EXERCISE MATERIAL
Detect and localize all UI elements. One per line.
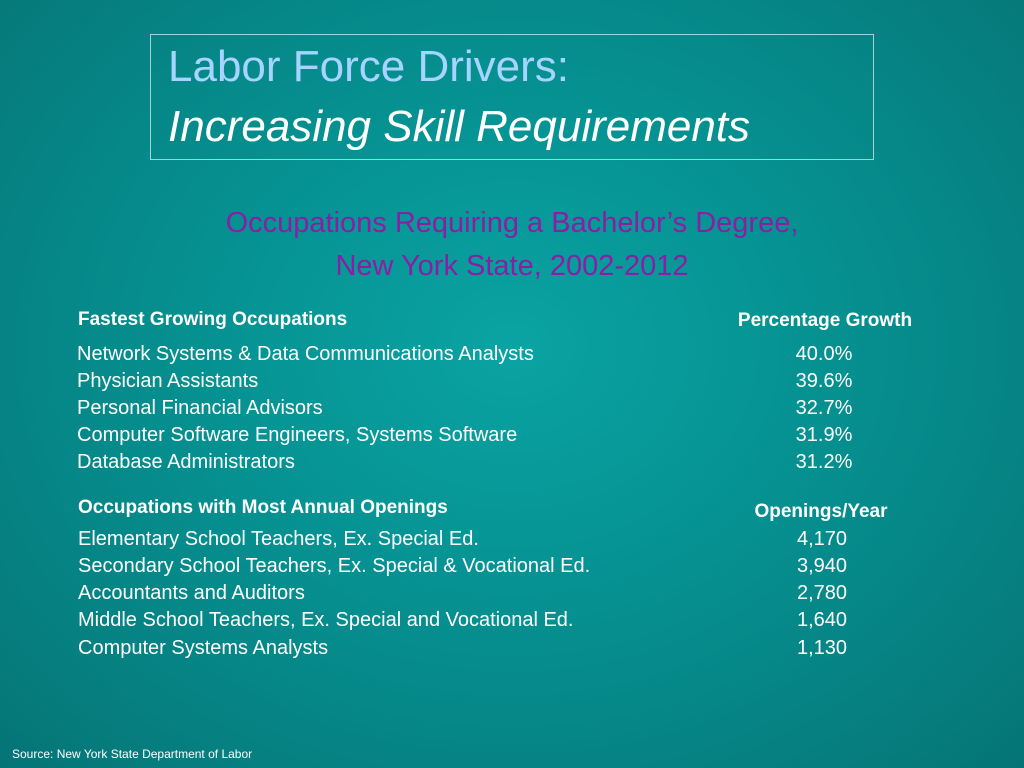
percentage-growth-header: Percentage Growth: [737, 310, 913, 331]
fastest-row-2-name: Physician Assistants: [77, 370, 259, 392]
title-box: Labor Force Drivers: Increasing Skill Re…: [150, 34, 874, 160]
fastest-row-1-name: Network Systems & Data Communications An…: [77, 343, 534, 365]
subtitle-line-2: New York State, 2002-2012: [335, 250, 689, 282]
openings-row-1-name: Elementary School Teachers, Ex. Special …: [78, 528, 479, 550]
fastest-row-2-value: 39.6%: [795, 370, 853, 392]
fastest-row-1-value: 40.0%: [795, 343, 853, 365]
title-line-1: Labor Force Drivers:: [168, 42, 570, 91]
fastest-row-4-name: Computer Software Engineers, Systems Sof…: [77, 424, 518, 446]
source-note: Source: New York State Department of Lab…: [12, 747, 253, 761]
openings-row-4-name: Middle School Teachers, Ex. Special and …: [78, 609, 574, 631]
openings-section-header: Occupations with Most Annual Openings: [78, 497, 448, 518]
fastest-row-3-value: 32.7%: [795, 397, 853, 419]
fastest-row-5-name: Database Administrators: [77, 451, 295, 473]
openings-row-1-value: 4,170: [796, 528, 848, 550]
openings-row-2-name: Secondary School Teachers, Ex. Special &…: [78, 555, 591, 577]
title-line-2: Increasing Skill Requirements: [168, 102, 751, 151]
subtitle-line-1: Occupations Requiring a Bachelor’s Degre…: [225, 207, 799, 239]
fastest-row-5-value: 31.2%: [795, 451, 853, 473]
openings-row-4-value: 1,640: [796, 609, 848, 631]
openings-row-5-name: Computer Systems Analysts: [78, 637, 329, 659]
fastest-row-4-value: 31.9%: [795, 424, 853, 446]
fastest-row-3-name: Personal Financial Advisors: [77, 397, 323, 419]
openings-per-year-header: Openings/Year: [754, 501, 888, 522]
openings-row-3-name: Accountants and Auditors: [78, 582, 305, 604]
openings-row-3-value: 2,780: [796, 582, 848, 604]
openings-row-2-value: 3,940: [796, 555, 848, 577]
openings-row-5-value: 1,130: [796, 637, 848, 659]
fastest-section-header: Fastest Growing Occupations: [78, 309, 348, 330]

EXERCISE BRIEF
Copy every line of the records above exactly as they appear, leaving out the pictures.

EXERCISE OUTPUT
Detect and localize all UI elements. One per line.
percentage-growth-header: Percentage Growth: [737, 310, 913, 331]
fastest-row-2-name: Physician Assistants: [77, 370, 259, 392]
title-box: Labor Force Drivers: Increasing Skill Re…: [150, 34, 874, 160]
fastest-row-1-name: Network Systems & Data Communications An…: [77, 343, 534, 365]
subtitle-line-2: New York State, 2002-2012: [335, 250, 689, 282]
openings-row-1-name: Elementary School Teachers, Ex. Special …: [78, 528, 479, 550]
fastest-row-2-value: 39.6%: [795, 370, 853, 392]
fastest-row-1-value: 40.0%: [795, 343, 853, 365]
title-line-1: Labor Force Drivers:: [168, 42, 570, 91]
fastest-row-4-name: Computer Software Engineers, Systems Sof…: [77, 424, 518, 446]
source-note: Source: New York State Department of Lab…: [12, 747, 253, 761]
openings-row-4-name: Middle School Teachers, Ex. Special and …: [78, 609, 574, 631]
openings-section-header: Occupations with Most Annual Openings: [78, 497, 448, 518]
fastest-row-3-value: 32.7%: [795, 397, 853, 419]
fastest-row-5-name: Database Administrators: [77, 451, 295, 473]
openings-row-1-value: 4,170: [796, 528, 848, 550]
openings-row-2-name: Secondary School Teachers, Ex. Special &…: [78, 555, 591, 577]
title-line-2: Increasing Skill Requirements: [168, 102, 751, 151]
subtitle-line-1: Occupations Requiring a Bachelor’s Degre…: [225, 207, 799, 239]
fastest-row-5-value: 31.2%: [795, 451, 853, 473]
openings-row-4-value: 1,640: [796, 609, 848, 631]
openings-row-5-name: Computer Systems Analysts: [78, 637, 329, 659]
fastest-row-4-value: 31.9%: [795, 424, 853, 446]
fastest-row-3-name: Personal Financial Advisors: [77, 397, 323, 419]
openings-per-year-header: Openings/Year: [754, 501, 888, 522]
openings-row-3-name: Accountants and Auditors: [78, 582, 305, 604]
openings-row-3-value: 2,780: [796, 582, 848, 604]
openings-row-2-value: 3,940: [796, 555, 848, 577]
openings-row-5-value: 1,130: [796, 637, 848, 659]
fastest-section-header: Fastest Growing Occupations: [78, 309, 348, 330]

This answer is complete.